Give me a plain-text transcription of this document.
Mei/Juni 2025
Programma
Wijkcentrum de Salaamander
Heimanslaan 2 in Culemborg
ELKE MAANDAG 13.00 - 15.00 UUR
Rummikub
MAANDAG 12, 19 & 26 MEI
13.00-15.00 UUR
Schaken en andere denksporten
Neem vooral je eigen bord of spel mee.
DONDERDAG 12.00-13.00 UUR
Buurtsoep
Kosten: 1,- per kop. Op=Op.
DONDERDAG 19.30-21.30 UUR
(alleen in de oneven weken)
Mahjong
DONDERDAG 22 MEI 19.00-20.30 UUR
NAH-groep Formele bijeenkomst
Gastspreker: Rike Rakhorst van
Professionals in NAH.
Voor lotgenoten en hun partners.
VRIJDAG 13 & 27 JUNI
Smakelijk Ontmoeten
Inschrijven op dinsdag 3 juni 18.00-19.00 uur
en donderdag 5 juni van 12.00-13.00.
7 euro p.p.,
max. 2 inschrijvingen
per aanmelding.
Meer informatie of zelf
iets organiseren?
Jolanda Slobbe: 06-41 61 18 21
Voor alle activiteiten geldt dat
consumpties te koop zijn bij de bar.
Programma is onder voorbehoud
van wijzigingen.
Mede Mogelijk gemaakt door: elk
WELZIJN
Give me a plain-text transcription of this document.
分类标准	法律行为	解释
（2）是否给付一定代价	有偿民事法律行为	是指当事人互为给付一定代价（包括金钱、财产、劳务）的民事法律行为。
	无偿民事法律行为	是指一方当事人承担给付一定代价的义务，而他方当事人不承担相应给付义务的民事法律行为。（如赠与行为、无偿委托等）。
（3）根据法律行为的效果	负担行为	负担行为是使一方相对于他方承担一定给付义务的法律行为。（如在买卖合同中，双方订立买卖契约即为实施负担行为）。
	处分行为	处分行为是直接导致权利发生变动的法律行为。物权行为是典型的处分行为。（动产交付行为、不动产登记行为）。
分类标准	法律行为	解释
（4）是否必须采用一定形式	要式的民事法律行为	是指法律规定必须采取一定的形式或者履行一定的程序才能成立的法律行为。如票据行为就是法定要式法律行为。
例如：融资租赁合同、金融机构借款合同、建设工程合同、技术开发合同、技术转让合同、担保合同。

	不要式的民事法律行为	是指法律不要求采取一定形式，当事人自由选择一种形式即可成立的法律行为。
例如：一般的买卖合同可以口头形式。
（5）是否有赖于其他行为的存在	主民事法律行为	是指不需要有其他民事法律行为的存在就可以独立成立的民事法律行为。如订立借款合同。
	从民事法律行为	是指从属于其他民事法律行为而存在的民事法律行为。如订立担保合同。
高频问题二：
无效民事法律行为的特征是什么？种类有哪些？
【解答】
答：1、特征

□ □ □ □

**GIVEN PROBLEM**
Transcribe every entry verbatim.

**ANSWER TO THE PROBLEM**
Give me a plain-text transcription of this document.
Mei/Juni 2025
Programma
Wijkcentrum de Salaamander
Heimanslaan 2 in Culemborg
ELKE MAANDAG 13.00 - 15.00 UUR
Rummikub
MAANDAG 12, 19 & 26 MEI
13.00-15.00 UUR
Schaken en andere denksporten
Neem vooral je eigen bord of spel mee.
DONDERDAG 12.00-13.00 UUR
Buurtsoep
Kosten: 1,- per kop. Op=Op.
DONDERDAG 19.30-21.30 UUR
(alleen in de oneven weken)
Mahjong
DONDERDAG 22 MEI 19.00-20.30 UUR
NAH-groep Formele bijeenkomst
Gastspreker: Rike Rakhorst van
Professionals in NAH.
Voor lotgenoten en hun partners.
VRIJDAG 13 & 27 JUNI
Smakelijk Ontmoeten
Inschrijven op dinsdag 3 juni 18.00-19.00 uur
en donderdag 5 juni van 12.00-13.00.
7 euro p.p.,
max. 2 inschrijvingen
per aanmelding.
Meer informatie of zelf
iets organiseren?
Jolanda Slobbe: 06-41 61 18 21
Voor alle activiteiten geldt dat
consumpties te koop zijn bij de bar.
Programma is onder voorbehoud
van wijzigingen.
Mede Mogelijk gemaakt door: elk
WELZIJN
Give me a plain-text transcription of this document.
分类标准	法律行为	解释
（2）是否给付一定代价	有偿民事法律行为	是指当事人互为给付一定代价（包括金钱、财产、劳务）的民事法律行为。
	无偿民事法律行为	是指一方当事人承担给付一定代价的义务，而他方当事人不承担相应给付义务的民事法律行为。（如赠与行为、无偿委托等）。
（3）根据法律行为的效果	负担行为	负担行为是使一方相对于他方承担一定给付义务的法律行为。（如在买卖合同中，双方订立买卖契约即为实施负担行为）。
	处分行为	处分行为是直接导致权利发生变动的法律行为。物权行为是典型的处分行为。（动产交付行为、不动产登记行为）。
分类标准	法律行为	解释
（4）是否必须采用一定形式	要式的民事法律行为	是指法律规定必须采取一定的形式或者履行一定的程序才能成立的法律行为。如票据行为就是法定要式法律行为。
例如：融资租赁合同、金融机构借款合同、建设工程合同、技术开发合同、技术转让合同、担保合同。

	不要式的民事法律行为	是指法律不要求采取一定形式，当事人自由选择一种形式即可成立的法律行为。
例如：一般的买卖合同可以口头形式。
（5）是否有赖于其他行为的存在	主民事法律行为	是指不需要有其他民事法律行为的存在就可以独立成立的民事法律行为。如订立借款合同。
	从民事法律行为	是指从属于其他民事法律行为而存在的民事法律行为。如订立担保合同。
高频问题二：
无效民事法律行为的特征是什么？种类有哪些？
【解答】
答：1、特征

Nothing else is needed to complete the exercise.